----- Records shown

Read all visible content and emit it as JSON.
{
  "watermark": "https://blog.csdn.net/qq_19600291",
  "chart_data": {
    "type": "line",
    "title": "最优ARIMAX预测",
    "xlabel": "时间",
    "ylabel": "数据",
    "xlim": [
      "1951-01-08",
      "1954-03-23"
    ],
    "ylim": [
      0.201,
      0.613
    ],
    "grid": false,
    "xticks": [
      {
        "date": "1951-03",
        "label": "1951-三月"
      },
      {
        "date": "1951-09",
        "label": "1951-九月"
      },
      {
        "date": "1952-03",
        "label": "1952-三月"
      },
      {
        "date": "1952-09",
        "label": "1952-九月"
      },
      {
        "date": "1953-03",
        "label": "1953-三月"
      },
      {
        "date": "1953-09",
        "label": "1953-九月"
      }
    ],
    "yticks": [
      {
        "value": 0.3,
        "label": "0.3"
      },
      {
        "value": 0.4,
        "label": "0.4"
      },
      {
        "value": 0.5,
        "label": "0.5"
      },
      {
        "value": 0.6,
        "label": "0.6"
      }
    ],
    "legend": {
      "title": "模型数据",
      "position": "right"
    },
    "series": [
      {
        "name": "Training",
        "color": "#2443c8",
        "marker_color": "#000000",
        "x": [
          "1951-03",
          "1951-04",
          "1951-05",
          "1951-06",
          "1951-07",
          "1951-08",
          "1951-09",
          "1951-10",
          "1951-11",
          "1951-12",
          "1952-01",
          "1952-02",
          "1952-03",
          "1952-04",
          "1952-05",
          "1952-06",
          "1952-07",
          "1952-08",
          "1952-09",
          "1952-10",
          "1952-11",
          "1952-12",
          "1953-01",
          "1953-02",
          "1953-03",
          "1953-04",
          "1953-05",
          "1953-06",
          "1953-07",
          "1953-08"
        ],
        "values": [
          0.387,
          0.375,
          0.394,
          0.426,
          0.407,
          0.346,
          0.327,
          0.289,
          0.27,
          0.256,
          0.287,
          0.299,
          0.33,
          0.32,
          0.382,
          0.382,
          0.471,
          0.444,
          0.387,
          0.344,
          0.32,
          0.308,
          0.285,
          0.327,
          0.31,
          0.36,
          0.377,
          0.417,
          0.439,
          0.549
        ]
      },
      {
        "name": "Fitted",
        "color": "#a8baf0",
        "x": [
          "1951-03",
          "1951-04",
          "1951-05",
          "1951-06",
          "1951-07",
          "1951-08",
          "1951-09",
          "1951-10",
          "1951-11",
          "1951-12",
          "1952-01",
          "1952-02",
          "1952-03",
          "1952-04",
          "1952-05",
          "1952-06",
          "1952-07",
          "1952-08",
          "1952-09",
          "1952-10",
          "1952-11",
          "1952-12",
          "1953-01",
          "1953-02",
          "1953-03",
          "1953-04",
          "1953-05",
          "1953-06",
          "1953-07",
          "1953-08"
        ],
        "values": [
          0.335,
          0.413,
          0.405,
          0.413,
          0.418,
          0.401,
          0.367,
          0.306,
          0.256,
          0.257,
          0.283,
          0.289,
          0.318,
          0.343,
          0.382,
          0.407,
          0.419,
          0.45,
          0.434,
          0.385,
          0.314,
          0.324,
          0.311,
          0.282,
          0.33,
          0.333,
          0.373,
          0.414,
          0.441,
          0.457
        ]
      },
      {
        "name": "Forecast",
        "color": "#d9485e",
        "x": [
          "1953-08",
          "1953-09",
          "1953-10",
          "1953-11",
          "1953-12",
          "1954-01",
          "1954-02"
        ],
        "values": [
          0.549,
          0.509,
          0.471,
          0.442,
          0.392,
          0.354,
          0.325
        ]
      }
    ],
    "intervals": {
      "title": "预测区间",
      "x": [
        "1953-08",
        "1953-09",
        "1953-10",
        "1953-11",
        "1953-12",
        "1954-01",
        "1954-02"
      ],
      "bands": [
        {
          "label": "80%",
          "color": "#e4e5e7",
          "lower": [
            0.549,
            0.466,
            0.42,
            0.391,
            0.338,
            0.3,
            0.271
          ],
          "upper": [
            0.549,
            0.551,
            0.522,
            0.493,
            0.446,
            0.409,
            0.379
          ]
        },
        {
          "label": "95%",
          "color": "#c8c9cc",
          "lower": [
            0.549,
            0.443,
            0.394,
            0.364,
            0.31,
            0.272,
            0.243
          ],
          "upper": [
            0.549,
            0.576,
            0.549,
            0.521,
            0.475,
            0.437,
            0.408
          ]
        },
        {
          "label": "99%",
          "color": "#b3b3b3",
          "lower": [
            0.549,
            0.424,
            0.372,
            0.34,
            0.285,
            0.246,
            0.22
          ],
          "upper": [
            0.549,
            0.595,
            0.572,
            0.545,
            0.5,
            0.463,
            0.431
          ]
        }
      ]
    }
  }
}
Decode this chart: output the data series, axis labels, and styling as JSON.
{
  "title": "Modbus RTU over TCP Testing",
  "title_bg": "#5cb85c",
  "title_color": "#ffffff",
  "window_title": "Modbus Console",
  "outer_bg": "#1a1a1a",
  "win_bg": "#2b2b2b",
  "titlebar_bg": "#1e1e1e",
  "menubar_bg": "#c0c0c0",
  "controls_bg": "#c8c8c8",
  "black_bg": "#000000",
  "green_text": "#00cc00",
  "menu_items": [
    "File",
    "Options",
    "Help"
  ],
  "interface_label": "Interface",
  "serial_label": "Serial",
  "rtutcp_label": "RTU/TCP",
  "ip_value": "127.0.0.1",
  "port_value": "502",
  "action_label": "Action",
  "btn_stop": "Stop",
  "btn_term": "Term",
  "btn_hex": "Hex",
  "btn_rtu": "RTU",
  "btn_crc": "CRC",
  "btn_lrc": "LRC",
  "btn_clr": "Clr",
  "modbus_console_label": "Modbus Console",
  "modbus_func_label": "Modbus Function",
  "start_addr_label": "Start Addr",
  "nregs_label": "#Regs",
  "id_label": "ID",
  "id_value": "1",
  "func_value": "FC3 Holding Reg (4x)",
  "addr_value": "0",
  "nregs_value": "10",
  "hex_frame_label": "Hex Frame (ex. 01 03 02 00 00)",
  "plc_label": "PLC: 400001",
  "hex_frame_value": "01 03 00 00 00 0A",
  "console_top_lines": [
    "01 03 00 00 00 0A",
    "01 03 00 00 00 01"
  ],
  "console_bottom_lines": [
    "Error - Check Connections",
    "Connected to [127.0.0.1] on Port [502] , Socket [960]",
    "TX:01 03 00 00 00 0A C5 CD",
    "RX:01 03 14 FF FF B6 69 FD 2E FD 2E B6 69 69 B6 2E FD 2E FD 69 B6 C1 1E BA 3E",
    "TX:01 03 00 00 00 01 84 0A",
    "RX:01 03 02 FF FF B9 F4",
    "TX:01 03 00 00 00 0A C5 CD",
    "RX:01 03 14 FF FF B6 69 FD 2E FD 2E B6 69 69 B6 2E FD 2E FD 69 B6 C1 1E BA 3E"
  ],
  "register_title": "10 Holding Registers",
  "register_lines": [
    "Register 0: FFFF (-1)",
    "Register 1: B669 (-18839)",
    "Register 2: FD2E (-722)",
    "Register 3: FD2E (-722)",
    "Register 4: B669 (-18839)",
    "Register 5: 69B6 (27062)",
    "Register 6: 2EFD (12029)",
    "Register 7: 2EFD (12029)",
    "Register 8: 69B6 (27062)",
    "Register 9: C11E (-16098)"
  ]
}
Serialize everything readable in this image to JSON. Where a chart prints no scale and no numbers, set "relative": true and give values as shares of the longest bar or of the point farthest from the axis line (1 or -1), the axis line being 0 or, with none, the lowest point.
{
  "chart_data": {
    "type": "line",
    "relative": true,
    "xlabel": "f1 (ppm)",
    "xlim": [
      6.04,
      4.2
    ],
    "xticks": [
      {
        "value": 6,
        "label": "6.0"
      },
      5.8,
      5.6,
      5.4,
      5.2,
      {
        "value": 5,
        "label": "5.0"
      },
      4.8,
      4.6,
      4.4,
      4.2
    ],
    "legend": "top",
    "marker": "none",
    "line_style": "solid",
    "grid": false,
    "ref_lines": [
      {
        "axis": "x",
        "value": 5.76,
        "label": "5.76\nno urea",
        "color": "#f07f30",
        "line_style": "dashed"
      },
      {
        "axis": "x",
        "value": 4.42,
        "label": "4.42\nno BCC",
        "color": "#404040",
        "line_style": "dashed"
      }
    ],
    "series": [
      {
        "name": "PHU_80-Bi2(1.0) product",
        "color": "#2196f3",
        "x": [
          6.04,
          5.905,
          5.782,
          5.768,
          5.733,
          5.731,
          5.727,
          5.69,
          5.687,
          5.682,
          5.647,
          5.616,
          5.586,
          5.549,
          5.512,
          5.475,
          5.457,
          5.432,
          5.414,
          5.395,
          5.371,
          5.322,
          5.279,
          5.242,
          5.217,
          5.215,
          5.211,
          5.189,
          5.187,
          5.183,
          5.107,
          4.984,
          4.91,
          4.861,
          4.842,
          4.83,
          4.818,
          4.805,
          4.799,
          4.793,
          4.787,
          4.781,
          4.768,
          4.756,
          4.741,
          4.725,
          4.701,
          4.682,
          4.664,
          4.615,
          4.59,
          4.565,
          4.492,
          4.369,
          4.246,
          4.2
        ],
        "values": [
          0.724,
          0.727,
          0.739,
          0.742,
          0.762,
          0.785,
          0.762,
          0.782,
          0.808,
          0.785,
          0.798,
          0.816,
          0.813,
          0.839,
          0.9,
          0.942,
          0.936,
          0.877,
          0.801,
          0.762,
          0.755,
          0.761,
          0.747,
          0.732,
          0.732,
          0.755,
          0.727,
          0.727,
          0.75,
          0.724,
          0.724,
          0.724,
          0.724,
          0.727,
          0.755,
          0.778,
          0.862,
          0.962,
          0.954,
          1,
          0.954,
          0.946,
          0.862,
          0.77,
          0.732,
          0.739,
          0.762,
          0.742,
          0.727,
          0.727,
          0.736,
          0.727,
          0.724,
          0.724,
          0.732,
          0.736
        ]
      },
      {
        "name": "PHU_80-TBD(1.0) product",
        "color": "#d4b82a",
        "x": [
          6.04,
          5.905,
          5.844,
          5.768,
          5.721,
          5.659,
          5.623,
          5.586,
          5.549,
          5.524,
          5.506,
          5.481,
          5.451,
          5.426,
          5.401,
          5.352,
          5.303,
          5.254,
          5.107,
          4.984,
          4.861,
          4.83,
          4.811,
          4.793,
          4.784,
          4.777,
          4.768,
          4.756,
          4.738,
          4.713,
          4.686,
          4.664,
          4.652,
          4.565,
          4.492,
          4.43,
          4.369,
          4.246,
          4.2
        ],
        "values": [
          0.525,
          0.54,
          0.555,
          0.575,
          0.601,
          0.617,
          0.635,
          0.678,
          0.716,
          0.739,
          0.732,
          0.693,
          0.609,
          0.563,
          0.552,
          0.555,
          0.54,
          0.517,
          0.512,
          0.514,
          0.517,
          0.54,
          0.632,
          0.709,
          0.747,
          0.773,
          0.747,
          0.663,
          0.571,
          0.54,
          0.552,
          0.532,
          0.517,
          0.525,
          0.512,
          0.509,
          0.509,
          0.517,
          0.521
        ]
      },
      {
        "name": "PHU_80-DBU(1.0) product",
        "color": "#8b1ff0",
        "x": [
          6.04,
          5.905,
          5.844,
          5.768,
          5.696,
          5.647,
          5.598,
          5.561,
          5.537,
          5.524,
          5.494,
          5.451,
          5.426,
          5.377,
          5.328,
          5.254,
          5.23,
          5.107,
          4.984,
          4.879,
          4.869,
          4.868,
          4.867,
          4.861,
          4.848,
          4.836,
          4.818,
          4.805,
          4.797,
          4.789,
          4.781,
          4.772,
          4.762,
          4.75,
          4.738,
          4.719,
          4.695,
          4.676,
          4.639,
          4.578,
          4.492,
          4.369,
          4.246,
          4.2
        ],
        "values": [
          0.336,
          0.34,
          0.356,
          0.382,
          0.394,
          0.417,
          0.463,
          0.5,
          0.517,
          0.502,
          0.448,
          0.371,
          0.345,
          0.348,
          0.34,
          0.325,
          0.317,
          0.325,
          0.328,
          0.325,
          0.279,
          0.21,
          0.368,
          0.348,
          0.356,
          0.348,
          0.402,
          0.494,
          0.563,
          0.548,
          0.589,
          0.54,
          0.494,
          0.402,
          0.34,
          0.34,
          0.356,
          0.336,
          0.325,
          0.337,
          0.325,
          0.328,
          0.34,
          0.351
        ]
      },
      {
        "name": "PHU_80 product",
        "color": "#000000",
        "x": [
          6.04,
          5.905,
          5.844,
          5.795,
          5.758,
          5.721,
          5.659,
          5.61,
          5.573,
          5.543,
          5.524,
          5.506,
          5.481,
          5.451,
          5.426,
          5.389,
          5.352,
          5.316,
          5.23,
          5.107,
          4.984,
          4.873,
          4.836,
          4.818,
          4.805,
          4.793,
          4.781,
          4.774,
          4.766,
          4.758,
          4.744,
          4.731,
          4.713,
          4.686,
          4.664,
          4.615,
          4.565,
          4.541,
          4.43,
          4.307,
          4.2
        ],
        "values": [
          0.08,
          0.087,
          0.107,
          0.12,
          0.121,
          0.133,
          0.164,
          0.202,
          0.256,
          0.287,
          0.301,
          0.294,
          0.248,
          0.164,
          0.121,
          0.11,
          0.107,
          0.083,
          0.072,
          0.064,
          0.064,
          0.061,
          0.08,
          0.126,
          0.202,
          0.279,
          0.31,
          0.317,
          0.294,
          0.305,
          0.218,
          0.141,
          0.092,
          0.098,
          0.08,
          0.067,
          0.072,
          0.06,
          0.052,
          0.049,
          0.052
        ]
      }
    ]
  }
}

----------

▸ **Directive**
Reproduce each line from the records that contains the word "name".

▸ **Task answer**
        "name": "Training",
        "name": "Fitted",
        "name": "Forecast",
        "name": "PHU_80-Bi2(1.0) product",
        "name": "PHU_80-TBD(1.0) product",
        "name": "PHU_80-DBU(1.0) product",
        "name": "PHU_80 product",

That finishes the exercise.